EXERCISE OBJECTIVE –
Reproduce each line, exactly, from the one containing "Read this page and output its text content." through the end of the material. Exclude pictures.

EXERCISE MATERIALS –
···

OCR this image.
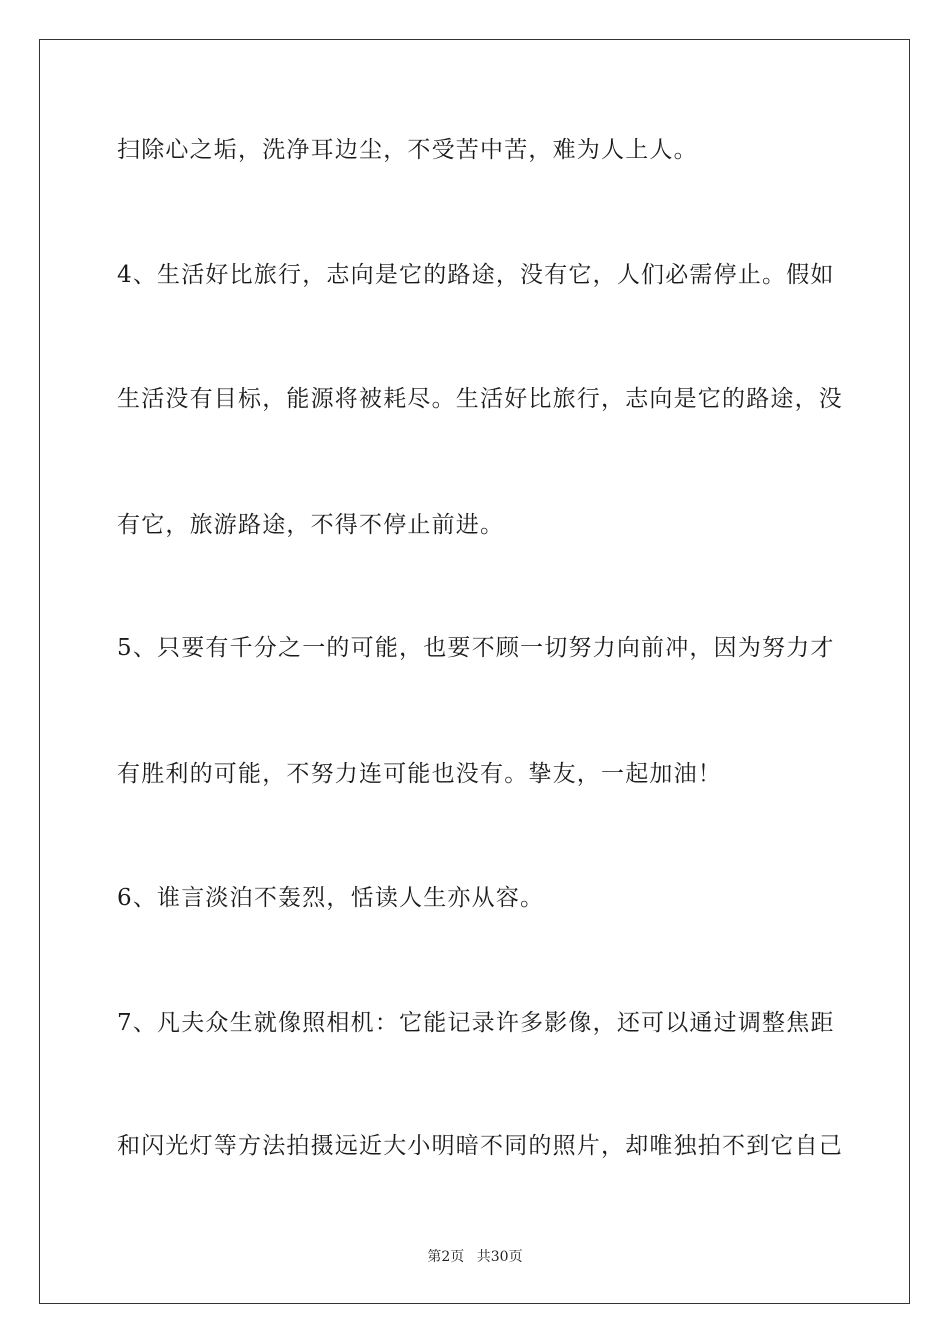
扫除心之垢，洗净耳边尘，不受苦中苦，难为人上人。
4、生活好比旅行，志向是它的路途，没有它，人们必需停止。假如
生活没有目标，能源将被耗尽。生活好比旅行，志向是它的路途，没
有它，旅游路途，不得不停止前进。
5、只要有千分之一的可能，也要不顾一切努力向前冲，因为努力才
有胜利的可能，不努力连可能也没有。挚友，一起加油！
6、谁言淡泊不轰烈，恬读人生亦从容。
7、凡夫众生就像照相机：它能记录许多影像，还可以通过调整焦距
和闪光灯等方法拍摄远近大小明暗不同的照片，却唯独拍不到它自己
第2页 共30页
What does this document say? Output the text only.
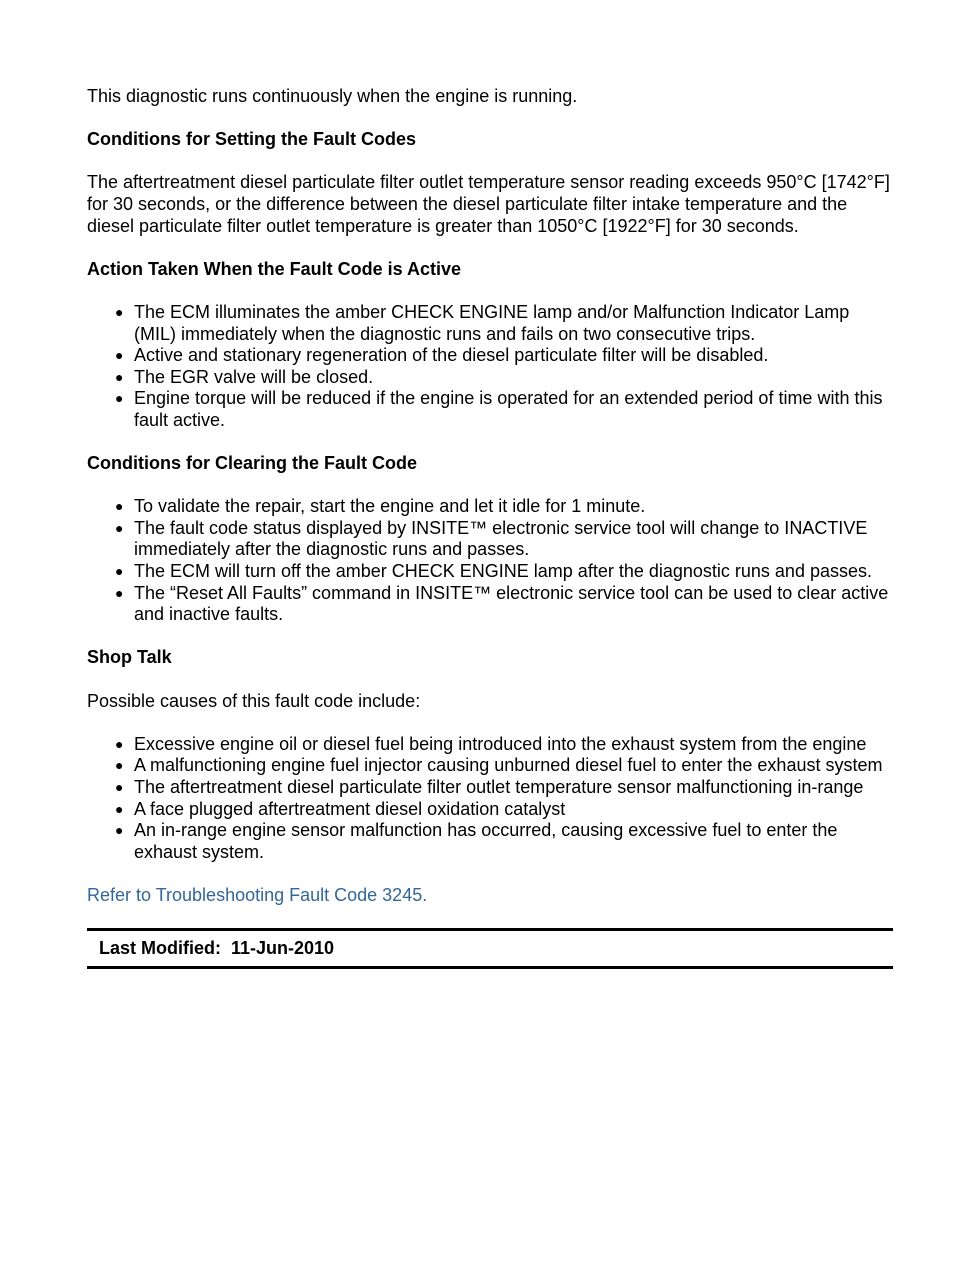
This diagnostic runs continuously when the engine is running.

Conditions for Setting the Fault Codes

The aftertreatment diesel particulate filter outlet temperature sensor reading exceeds 950°C [1742°F] for 30 seconds, or the difference between the diesel particulate filter intake temperature and the diesel particulate filter outlet temperature is greater than 1050°C [1922°F] for 30 seconds.

Action Taken When the Fault Code is Active
● The ECM illuminates the amber CHECK ENGINE lamp and/or Malfunction Indicator Lamp (MIL) immediately when the diagnostic runs and fails on two consecutive trips.
● Active and stationary regeneration of the diesel particulate filter will be disabled.
● The EGR valve will be closed.
● Engine torque will be reduced if the engine is operated for an extended period of time with this fault active.
Conditions for Clearing the Fault Code
● To validate the repair, start the engine and let it idle for 1 minute.
● The fault code status displayed by INSITE™ electronic service tool will change to INACTIVE immediately after the diagnostic runs and passes.
● The ECM will turn off the amber CHECK ENGINE lamp after the diagnostic runs and passes.
● The “Reset All Faults” command in INSITE™ electronic service tool can be used to clear active and inactive faults.
Shop Talk

Possible causes of this fault code include:

● Excessive engine oil or diesel fuel being introduced into the exhaust system from the engine
● A malfunctioning engine fuel injector causing unburned diesel fuel to enter the exhaust system
● The aftertreatment diesel particulate filter outlet temperature sensor malfunctioning in-range
● A face plugged aftertreatment diesel oxidation catalyst
● An in-range engine sensor malfunction has occurred, causing excessive fuel to enter the exhaust system.

Refer to Troubleshooting Fault Code 3245.

Last Modified:  11-Jun-2010
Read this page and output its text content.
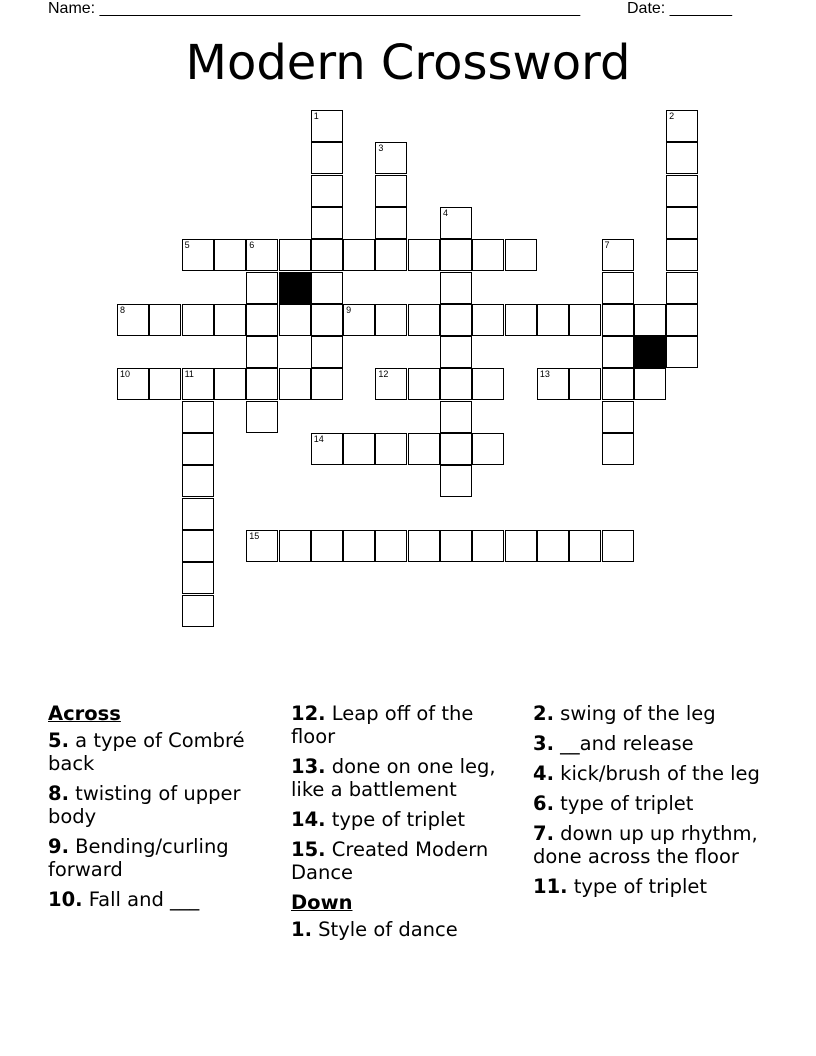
Name: ______________________________________________________	Date: _______
Modern Crossword
1	2
3
4
5	6	7
8	9
10	11	12	13
14
15
Across
5. a type of Combré back
8. twisting of upper body
9. Bending/curling forward
10. Fall and ___
12. Leap off of the floor
13. done on one leg, like a battlement
14. type of triplet
15. Created Modern Dance
Down
1. Style of dance
2. swing of the leg
3. __and release
4. kick/brush of the leg
6. type of triplet
7. down up up rhythm, done across the floor
11. type of triplet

···

FINISHED EXERCISE –
Read this page and output its text content.
Name: ______________________________________________________	Date: _______
Modern Crossword
1	2
3
4
5	6	7
8	9
10	11	12	13
14
15
Across
5. a type of Combré back
8. twisting of upper body
9. Bending/curling forward
10. Fall and ___
12. Leap off of the floor
13. done on one leg, like a battlement
14. type of triplet
15. Created Modern Dance
Down
1. Style of dance
2. swing of the leg
3. __and release
4. kick/brush of the leg
6. type of triplet
7. down up up rhythm, done across the floor
11. type of triplet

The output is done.